Excerpts from a figure dataset
-------
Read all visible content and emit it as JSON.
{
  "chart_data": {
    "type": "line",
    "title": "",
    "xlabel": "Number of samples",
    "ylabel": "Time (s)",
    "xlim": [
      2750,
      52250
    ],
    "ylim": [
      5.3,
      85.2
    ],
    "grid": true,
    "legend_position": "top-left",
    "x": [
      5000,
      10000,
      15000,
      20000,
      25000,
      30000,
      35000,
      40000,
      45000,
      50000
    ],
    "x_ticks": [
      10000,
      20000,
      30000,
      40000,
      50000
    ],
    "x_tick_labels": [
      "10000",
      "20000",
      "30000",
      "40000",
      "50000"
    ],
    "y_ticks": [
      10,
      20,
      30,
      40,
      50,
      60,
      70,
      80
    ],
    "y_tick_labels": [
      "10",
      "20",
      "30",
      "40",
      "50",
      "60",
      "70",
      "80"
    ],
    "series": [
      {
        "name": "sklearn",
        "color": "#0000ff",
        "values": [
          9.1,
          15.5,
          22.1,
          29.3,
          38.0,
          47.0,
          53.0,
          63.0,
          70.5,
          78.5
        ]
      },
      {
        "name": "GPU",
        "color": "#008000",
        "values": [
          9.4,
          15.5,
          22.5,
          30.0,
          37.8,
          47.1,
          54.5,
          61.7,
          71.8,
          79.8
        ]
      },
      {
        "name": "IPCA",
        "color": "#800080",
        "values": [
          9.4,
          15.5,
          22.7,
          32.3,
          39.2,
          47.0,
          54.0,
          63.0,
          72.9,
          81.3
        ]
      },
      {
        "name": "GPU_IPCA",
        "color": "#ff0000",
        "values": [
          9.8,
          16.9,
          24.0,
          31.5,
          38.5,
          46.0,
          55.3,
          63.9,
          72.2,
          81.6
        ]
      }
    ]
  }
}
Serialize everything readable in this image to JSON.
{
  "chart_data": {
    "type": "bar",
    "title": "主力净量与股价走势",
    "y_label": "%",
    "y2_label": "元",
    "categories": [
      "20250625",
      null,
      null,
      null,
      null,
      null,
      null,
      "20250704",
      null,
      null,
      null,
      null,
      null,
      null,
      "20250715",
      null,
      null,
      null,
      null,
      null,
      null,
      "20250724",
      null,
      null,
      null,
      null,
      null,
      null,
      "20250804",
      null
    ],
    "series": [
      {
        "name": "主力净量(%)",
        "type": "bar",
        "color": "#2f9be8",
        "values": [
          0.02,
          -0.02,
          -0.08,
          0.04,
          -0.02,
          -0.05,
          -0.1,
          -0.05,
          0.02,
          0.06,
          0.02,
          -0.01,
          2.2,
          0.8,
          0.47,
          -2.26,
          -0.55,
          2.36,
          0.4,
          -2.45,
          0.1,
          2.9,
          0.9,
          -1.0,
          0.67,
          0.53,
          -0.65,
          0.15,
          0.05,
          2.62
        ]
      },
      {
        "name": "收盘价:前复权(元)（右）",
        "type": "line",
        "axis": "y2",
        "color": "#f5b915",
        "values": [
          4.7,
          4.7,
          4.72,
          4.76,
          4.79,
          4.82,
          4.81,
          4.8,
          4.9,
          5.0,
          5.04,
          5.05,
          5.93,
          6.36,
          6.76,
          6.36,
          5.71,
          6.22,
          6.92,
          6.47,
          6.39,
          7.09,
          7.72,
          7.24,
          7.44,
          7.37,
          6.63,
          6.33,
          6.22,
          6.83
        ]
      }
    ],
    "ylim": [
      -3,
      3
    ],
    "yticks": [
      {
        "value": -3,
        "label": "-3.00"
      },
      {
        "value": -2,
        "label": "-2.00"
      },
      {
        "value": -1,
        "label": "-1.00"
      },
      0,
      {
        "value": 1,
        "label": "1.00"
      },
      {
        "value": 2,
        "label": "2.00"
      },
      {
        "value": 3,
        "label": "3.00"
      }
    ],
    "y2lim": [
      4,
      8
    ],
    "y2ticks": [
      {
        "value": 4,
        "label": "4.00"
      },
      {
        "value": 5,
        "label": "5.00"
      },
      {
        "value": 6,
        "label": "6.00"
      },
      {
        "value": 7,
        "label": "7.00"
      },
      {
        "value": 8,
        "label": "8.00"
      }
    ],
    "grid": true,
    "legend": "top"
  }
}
-------
## Goal
Word for word, write out the data.

## Full response
Read all visible content and emit it as JSON.
{
  "chart_data": {
    "type": "line",
    "title": "",
    "xlabel": "Number of samples",
    "ylabel": "Time (s)",
    "xlim": [
      2750,
      52250
    ],
    "ylim": [
      5.3,
      85.2
    ],
    "grid": true,
    "legend_position": "top-left",
    "x": [
      5000,
      10000,
      15000,
      20000,
      25000,
      30000,
      35000,
      40000,
      45000,
      50000
    ],
    "x_ticks": [
      10000,
      20000,
      30000,
      40000,
      50000
    ],
    "x_tick_labels": [
      "10000",
      "20000",
      "30000",
      "40000",
      "50000"
    ],
    "y_ticks": [
      10,
      20,
      30,
      40,
      50,
      60,
      70,
      80
    ],
    "y_tick_labels": [
      "10",
      "20",
      "30",
      "40",
      "50",
      "60",
      "70",
      "80"
    ],
    "series": [
      {
        "name": "sklearn",
        "color": "#0000ff",
        "values": [
          9.1,
          15.5,
          22.1,
          29.3,
          38.0,
          47.0,
          53.0,
          63.0,
          70.5,
          78.5
        ]
      },
      {
        "name": "GPU",
        "color": "#008000",
        "values": [
          9.4,
          15.5,
          22.5,
          30.0,
          37.8,
          47.1,
          54.5,
          61.7,
          71.8,
          79.8
        ]
      },
      {
        "name": "IPCA",
        "color": "#800080",
        "values": [
          9.4,
          15.5,
          22.7,
          32.3,
          39.2,
          47.0,
          54.0,
          63.0,
          72.9,
          81.3
        ]
      },
      {
        "name": "GPU_IPCA",
        "color": "#ff0000",
        "values": [
          9.8,
          16.9,
          24.0,
          31.5,
          38.5,
          46.0,
          55.3,
          63.9,
          72.2,
          81.6
        ]
      }
    ]
  }
}
Serialize everything readable in this image to JSON.
{
  "chart_data": {
    "type": "bar",
    "title": "主力净量与股价走势",
    "y_label": "%",
    "y2_label": "元",
    "categories": [
      "20250625",
      null,
      null,
      null,
      null,
      null,
      null,
      "20250704",
      null,
      null,
      null,
      null,
      null,
      null,
      "20250715",
      null,
      null,
      null,
      null,
      null,
      null,
      "20250724",
      null,
      null,
      null,
      null,
      null,
      null,
      "20250804",
      null
    ],
    "series": [
      {
        "name": "主力净量(%)",
        "type": "bar",
        "color": "#2f9be8",
        "values": [
          0.02,
          -0.02,
          -0.08,
          0.04,
          -0.02,
          -0.05,
          -0.1,
          -0.05,
          0.02,
          0.06,
          0.02,
          -0.01,
          2.2,
          0.8,
          0.47,
          -2.26,
          -0.55,
          2.36,
          0.4,
          -2.45,
          0.1,
          2.9,
          0.9,
          -1.0,
          0.67,
          0.53,
          -0.65,
          0.15,
          0.05,
          2.62
        ]
      },
      {
        "name": "收盘价:前复权(元)（右）",
        "type": "line",
        "axis": "y2",
        "color": "#f5b915",
        "values": [
          4.7,
          4.7,
          4.72,
          4.76,
          4.79,
          4.82,
          4.81,
          4.8,
          4.9,
          5.0,
          5.04,
          5.05,
          5.93,
          6.36,
          6.76,
          6.36,
          5.71,
          6.22,
          6.92,
          6.47,
          6.39,
          7.09,
          7.72,
          7.24,
          7.44,
          7.37,
          6.63,
          6.33,
          6.22,
          6.83
        ]
      }
    ],
    "ylim": [
      -3,
      3
    ],
    "yticks": [
      {
        "value": -3,
        "label": "-3.00"
      },
      {
        "value": -2,
        "label": "-2.00"
      },
      {
        "value": -1,
        "label": "-1.00"
      },
      0,
      {
        "value": 1,
        "label": "1.00"
      },
      {
        "value": 2,
        "label": "2.00"
      },
      {
        "value": 3,
        "label": "3.00"
      }
    ],
    "y2lim": [
      4,
      8
    ],
    "y2ticks": [
      {
        "value": 4,
        "label": "4.00"
      },
      {
        "value": 5,
        "label": "5.00"
      },
      {
        "value": 6,
        "label": "6.00"
      },
      {
        "value": 7,
        "label": "7.00"
      },
      {
        "value": 8,
        "label": "8.00"
      }
    ],
    "grid": true,
    "legend": "top"
  }
}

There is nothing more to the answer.